## EXERCISE
Pick out the lines in the listing below that contain the word "this" and copy them.

[Stored data]
----------------------------------------
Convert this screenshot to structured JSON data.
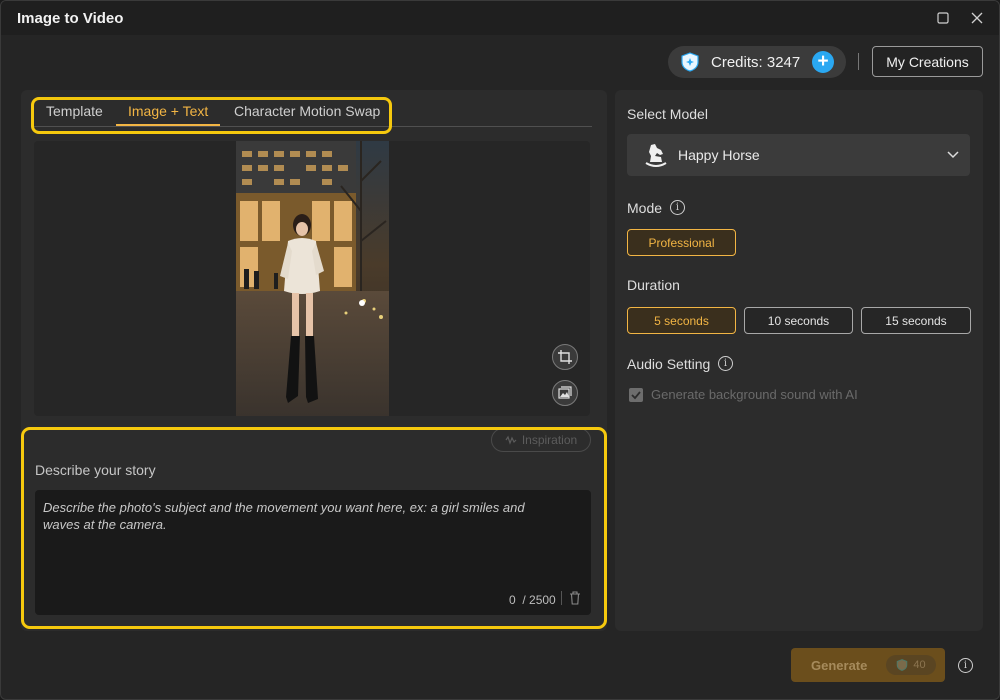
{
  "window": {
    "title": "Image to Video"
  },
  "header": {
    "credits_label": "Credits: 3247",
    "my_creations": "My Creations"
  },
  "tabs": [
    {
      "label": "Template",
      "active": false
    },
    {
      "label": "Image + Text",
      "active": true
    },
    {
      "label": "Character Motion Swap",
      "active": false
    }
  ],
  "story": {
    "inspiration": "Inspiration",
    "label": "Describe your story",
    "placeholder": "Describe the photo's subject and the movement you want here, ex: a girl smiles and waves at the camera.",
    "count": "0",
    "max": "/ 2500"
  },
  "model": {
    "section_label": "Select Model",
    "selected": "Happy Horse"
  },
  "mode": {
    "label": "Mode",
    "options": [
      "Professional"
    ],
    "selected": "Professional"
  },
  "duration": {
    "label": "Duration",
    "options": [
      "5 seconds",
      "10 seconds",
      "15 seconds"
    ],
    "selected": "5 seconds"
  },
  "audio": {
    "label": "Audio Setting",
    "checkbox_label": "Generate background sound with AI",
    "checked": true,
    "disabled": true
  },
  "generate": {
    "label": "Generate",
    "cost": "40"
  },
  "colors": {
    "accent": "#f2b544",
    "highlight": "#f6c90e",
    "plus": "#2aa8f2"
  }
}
----------------------------------------
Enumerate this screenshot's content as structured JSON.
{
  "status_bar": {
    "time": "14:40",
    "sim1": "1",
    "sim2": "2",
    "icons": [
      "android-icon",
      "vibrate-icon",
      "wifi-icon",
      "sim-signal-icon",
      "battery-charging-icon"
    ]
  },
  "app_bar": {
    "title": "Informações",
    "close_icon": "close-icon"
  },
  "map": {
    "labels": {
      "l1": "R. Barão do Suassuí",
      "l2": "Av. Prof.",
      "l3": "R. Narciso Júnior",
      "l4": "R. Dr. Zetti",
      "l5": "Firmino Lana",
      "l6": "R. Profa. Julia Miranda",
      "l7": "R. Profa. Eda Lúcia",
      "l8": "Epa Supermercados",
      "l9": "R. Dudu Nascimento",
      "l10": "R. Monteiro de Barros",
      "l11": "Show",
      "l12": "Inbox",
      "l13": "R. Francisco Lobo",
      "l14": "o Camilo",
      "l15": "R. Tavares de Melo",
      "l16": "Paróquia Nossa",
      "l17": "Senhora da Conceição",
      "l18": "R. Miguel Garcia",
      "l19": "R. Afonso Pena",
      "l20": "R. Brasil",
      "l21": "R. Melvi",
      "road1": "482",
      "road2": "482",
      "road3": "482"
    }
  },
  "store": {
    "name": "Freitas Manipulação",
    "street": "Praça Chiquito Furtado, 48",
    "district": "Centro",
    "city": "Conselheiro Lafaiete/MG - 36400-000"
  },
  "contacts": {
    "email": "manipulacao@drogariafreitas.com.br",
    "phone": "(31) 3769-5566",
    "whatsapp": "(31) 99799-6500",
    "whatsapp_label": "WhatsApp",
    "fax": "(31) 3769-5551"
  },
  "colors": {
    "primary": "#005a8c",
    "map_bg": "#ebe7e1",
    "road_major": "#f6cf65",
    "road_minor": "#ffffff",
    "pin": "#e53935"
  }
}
----------------------------------------
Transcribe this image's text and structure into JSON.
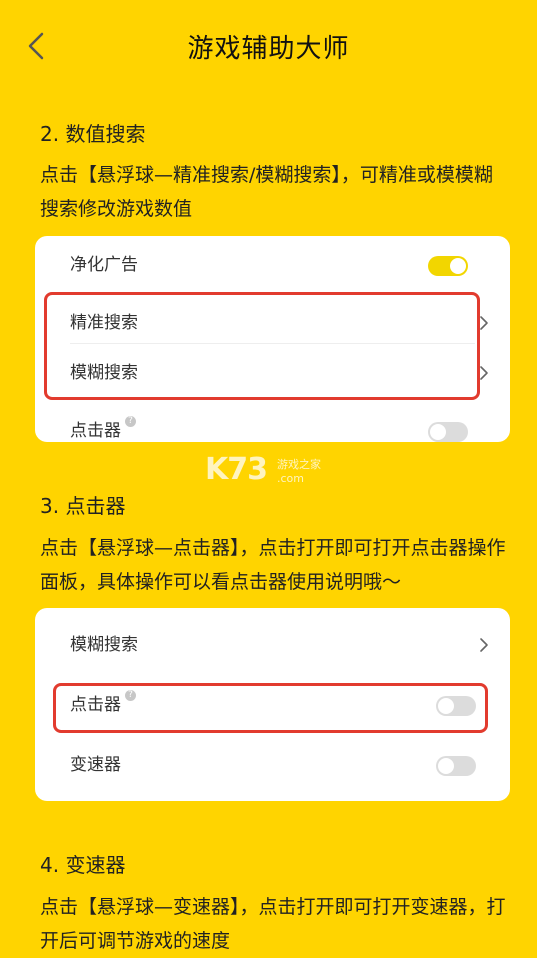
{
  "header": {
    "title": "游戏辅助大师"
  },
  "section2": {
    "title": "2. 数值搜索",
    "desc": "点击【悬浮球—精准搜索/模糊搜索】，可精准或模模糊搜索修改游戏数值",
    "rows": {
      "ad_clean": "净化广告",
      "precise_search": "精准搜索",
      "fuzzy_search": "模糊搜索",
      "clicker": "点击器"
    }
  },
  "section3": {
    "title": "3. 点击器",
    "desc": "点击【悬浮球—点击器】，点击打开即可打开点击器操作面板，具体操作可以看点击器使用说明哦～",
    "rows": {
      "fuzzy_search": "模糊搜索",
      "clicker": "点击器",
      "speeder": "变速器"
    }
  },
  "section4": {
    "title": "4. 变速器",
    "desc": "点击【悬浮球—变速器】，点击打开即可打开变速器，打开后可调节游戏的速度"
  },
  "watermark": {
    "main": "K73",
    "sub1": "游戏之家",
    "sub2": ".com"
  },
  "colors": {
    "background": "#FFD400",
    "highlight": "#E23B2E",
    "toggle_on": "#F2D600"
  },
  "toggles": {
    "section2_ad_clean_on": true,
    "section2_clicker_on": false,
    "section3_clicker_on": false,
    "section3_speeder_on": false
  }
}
----------------------------------------
## FULL ANSWER
Convert this screenshot to structured JSON data.
Enumerate this screenshot's content as structured JSON.
Transcribe this image's text and structure into JSON.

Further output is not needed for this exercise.